┌─ Source passage

Wolverine: Exit Wounds
I’m a simple man when it comes to Wolverine comics. I’ll take any excuse to watch James Howlett get triggered into a berserker rage, slicing and dicing feral enemies followed by brooding over his convoluted past. Wolverine Exit Wounds caters exactly to that mind set. This one-off special provides three short Wolverine stories from returning Wolverine writers and artists such as Chris Claremont and Sam Keith. While they don’t exactly reinvent the wheel when it comes to Wolverine stories, they do provide the mindless bloody fun we seek in our Wolverine stories without forgetting to tap into the tragic and compassionate figure he is behind the claws.
The first story in our special is “Red In Tooth and Claw” by Larry Hama. Here we travel back to Wolverine’s time as mutant test subject “Weapon X” as facility scientists study the capacity for this dangerous mutant.
The plot was simple enough if a little thin, Weapon X scientists send Logan into the snowy wildness to see how he does against wolves and one coked up grizzly bear. Too bad for everyone, Logan’s frazzled brain hallucinates Sabertooth taunting him from when he had just killed Logan’s former flame Silver Fox on possibly the worst birthday ever.

└─
┌─ Collected data

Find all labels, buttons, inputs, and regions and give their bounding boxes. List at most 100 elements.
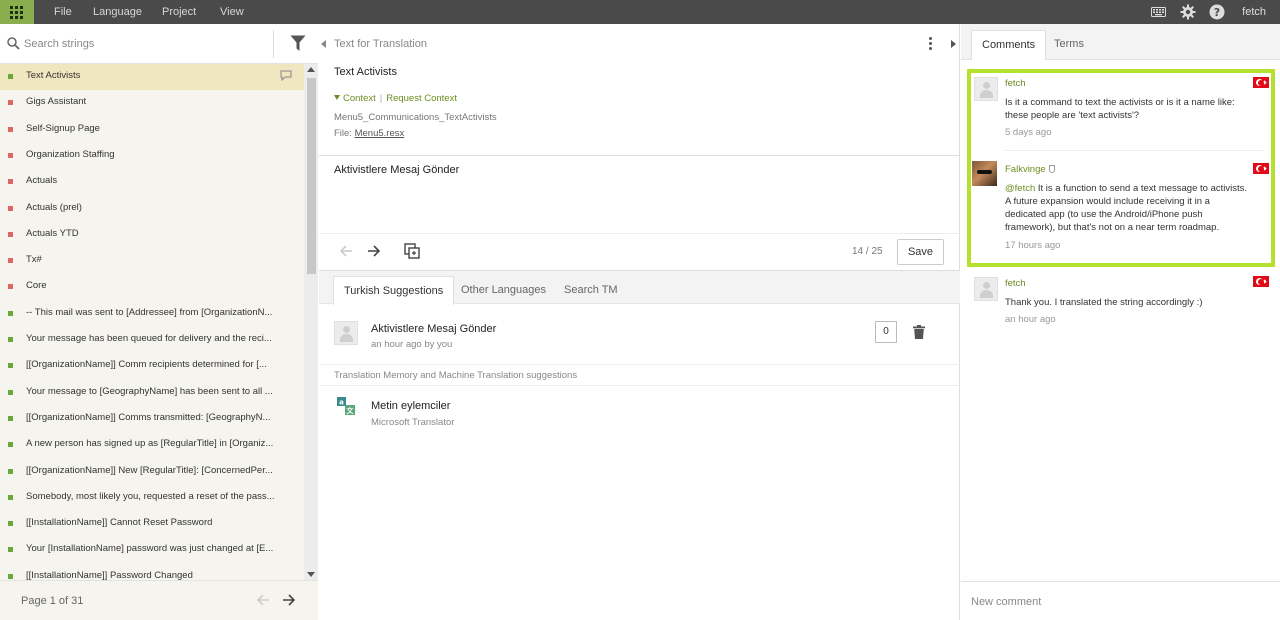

└─

Task set
1 – According to the review of Wolverine: Exit Wounds, who wrote the first story in the special, "Red In Tooth and Claw"?
2 – Write out everything in the Wolverine: Exit Wounds review from "The first story" down to "worst birthday ever.".
3 – Continue the review of Wolverine: Exit Wounds past its final sentence.

Set of answers
1 – Larry Hama

2 –
The first story in our special is “Red In Tooth and Claw” by Larry Hama. Here we travel back to Wolverine’s time as mutant test subject “Weapon X” as facility scientists study the capacity for this dangerous mutant.
The plot was simple enough if a little thin, Weapon X scientists send Logan into the snowy wildness to see how he does against wolves and one coked up grizzly bear. Too bad for everyone, Logan’s frazzled brain hallucinates Sabertooth taunting him from when he had just killed Logan’s former flame Silver Fox on possibly the worst birthday ever.

3 –
After witnessing some good ol’Canadian berserker rage, the Weapon X scientists realize “Zoinks! Maybe just maybe this deadly mutant is more dangerous than we thought!” So yeah, it wasn’t exactly a story that hasn’t been done a dozen times in the past by other writers, including Hama.
The art was decent enough and I enjoyed all of the action scenes, especially that of Weapon X Wolverine decapitating that grizzly bear.
While the story doesn’t do anything new or ground breaking its a mild enough tale to provide a brief peak into a unique era in Logan’s colorful, screwed up life.
Next up in our Wolverine anthology special is “Aftermath” by legendary X-scribe Chris Claremont. This was a story set in Japan shortly after Kitty Pryde had first joined the X-Men to be precise. Wolverine’s love/hate connection with Japan is just another piece of the character’s rich history (see Brian K Vaughn’s brilliant Wolverine:Logan) and it was nice seeing Yukio along for the story. It was fun reading Logan telling Kitty about how knowledge is power right before telling her to shut it when she got too annoying reminding us of what a grouchy and blunt mentor he is.
I found the premise of this story “Wolverine helps protect the owners of ramen shop he’s friends with from the thugs of a rival shop after the shop’s secret ramen recipe” to be a really simple and fun idea. Unfortunately Claremont couldn’t just leave it at that. No apparently, long ago Wolverine had a relationship with the ramen shop owner’s great great great great grandmother and the the woman and her child currently living in the shop are Logan’s descendants. Erm all right then?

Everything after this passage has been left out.